Your task
Search the listing below for the string "clever" and show each line that contains it.

------ Available records ------

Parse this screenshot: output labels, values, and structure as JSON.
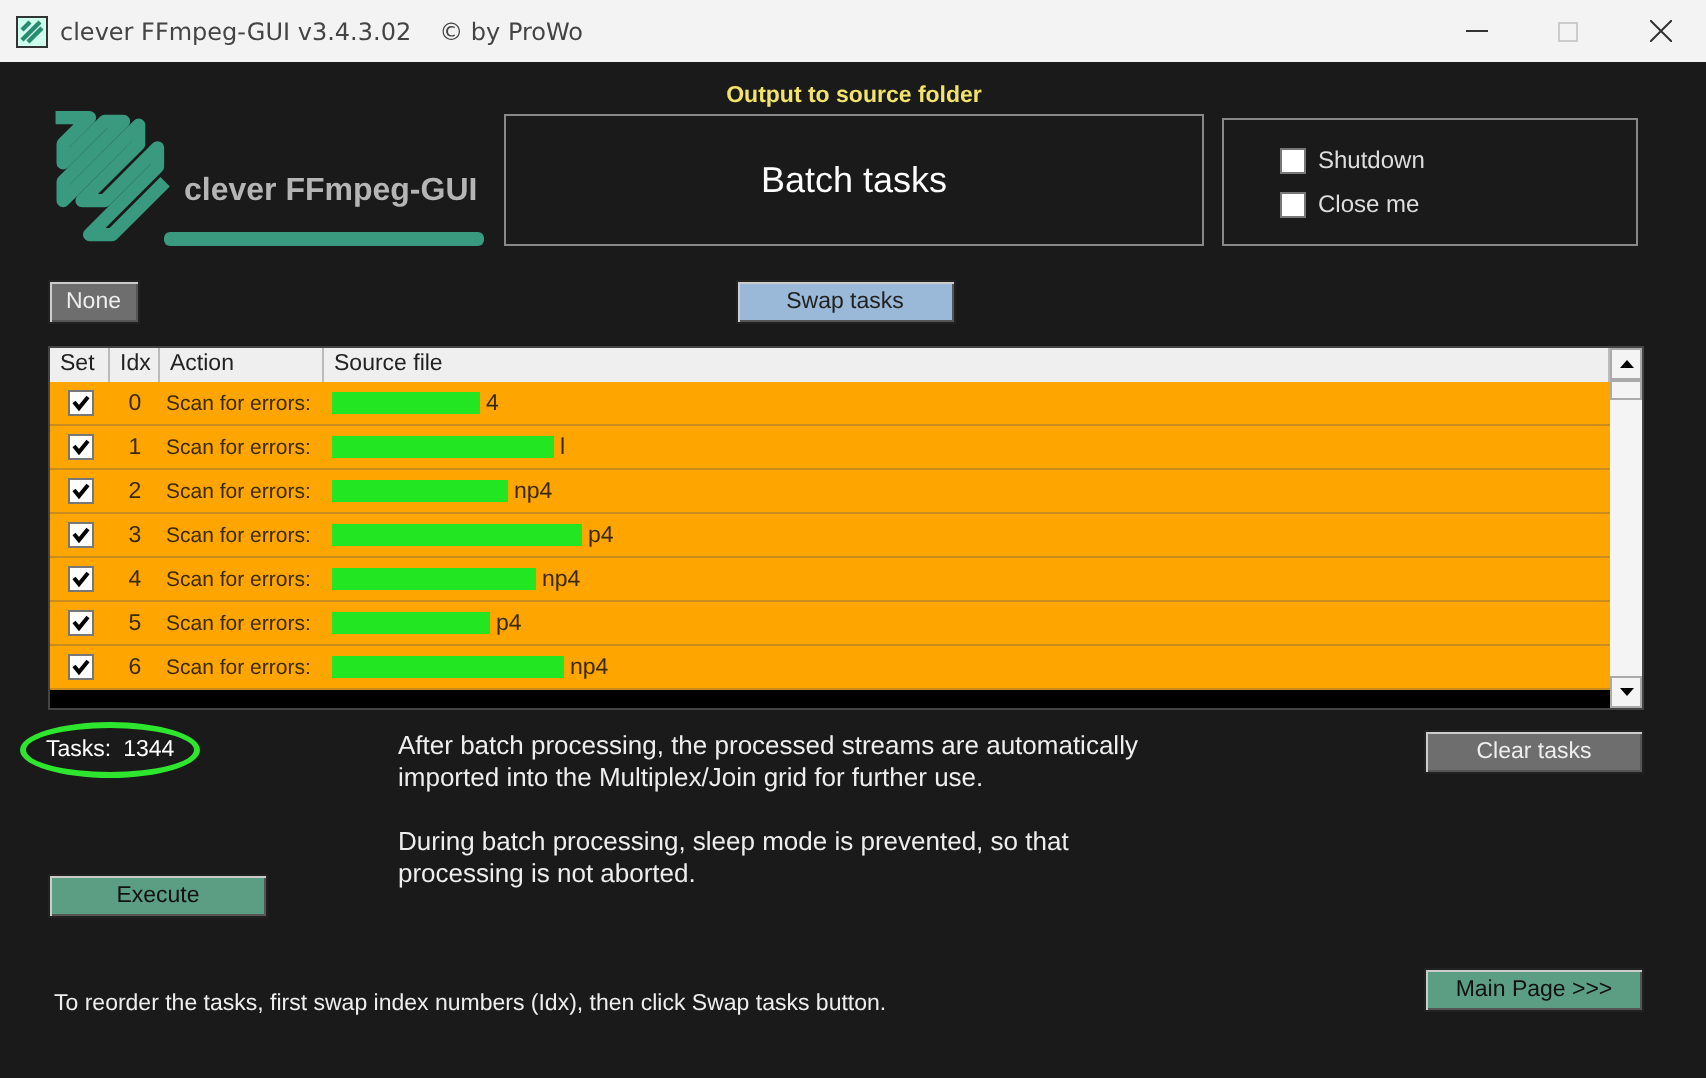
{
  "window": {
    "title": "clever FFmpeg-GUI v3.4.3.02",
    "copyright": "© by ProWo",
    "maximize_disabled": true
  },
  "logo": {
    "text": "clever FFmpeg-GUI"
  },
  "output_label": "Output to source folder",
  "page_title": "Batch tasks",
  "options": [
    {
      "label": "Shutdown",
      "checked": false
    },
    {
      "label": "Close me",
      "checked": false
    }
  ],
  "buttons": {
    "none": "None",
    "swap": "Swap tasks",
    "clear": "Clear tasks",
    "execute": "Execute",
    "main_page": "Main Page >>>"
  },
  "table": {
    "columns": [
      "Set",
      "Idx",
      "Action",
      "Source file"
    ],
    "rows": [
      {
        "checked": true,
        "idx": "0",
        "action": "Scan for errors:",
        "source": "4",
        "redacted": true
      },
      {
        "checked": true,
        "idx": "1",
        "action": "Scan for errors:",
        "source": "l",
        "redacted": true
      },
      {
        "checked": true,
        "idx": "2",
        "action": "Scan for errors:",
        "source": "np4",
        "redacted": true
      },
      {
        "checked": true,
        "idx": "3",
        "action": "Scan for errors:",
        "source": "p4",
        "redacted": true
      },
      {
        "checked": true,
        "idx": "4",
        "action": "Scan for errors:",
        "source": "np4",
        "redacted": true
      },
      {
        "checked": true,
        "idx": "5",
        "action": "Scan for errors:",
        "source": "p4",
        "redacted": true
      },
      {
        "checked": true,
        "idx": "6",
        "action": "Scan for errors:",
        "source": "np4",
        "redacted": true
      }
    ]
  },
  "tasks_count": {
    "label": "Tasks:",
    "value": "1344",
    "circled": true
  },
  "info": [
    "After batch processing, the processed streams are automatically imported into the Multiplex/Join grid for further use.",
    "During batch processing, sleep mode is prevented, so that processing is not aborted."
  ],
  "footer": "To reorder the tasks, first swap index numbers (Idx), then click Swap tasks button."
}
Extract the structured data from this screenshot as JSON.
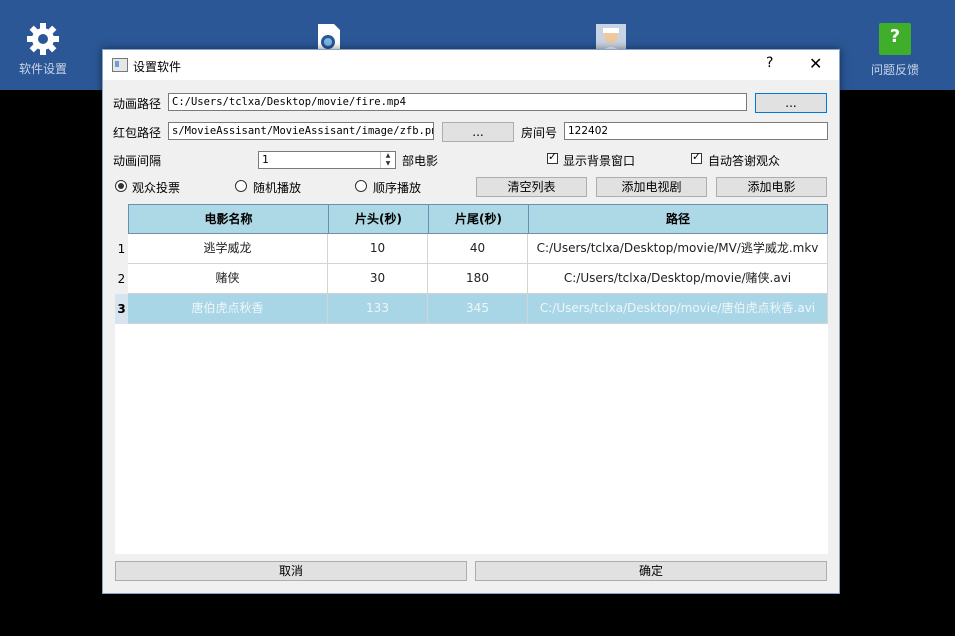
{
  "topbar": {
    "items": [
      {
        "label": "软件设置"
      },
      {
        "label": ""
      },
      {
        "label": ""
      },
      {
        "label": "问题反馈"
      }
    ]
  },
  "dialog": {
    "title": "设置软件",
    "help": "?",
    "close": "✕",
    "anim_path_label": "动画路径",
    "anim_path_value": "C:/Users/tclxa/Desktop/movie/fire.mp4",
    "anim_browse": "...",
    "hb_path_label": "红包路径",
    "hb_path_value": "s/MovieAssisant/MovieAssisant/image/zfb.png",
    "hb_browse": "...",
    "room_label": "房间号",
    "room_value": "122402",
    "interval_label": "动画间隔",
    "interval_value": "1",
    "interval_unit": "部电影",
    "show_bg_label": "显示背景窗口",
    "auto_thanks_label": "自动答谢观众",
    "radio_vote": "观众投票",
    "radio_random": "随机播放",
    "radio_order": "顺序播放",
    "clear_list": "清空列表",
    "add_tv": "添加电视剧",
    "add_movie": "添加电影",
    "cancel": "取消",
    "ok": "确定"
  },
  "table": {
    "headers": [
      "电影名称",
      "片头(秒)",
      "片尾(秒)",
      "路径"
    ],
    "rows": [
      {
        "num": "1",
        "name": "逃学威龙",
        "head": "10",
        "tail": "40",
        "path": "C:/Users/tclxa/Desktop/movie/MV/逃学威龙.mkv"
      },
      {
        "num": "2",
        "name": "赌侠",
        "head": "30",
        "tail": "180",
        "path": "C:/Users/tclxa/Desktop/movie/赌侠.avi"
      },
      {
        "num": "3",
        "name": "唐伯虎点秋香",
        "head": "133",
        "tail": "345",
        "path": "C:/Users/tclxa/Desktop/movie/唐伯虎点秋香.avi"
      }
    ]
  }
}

------

Result
    "title": "clever FFmpeg-GUI v3.4.3.02",
    "text": "clever FFmpeg-GUI"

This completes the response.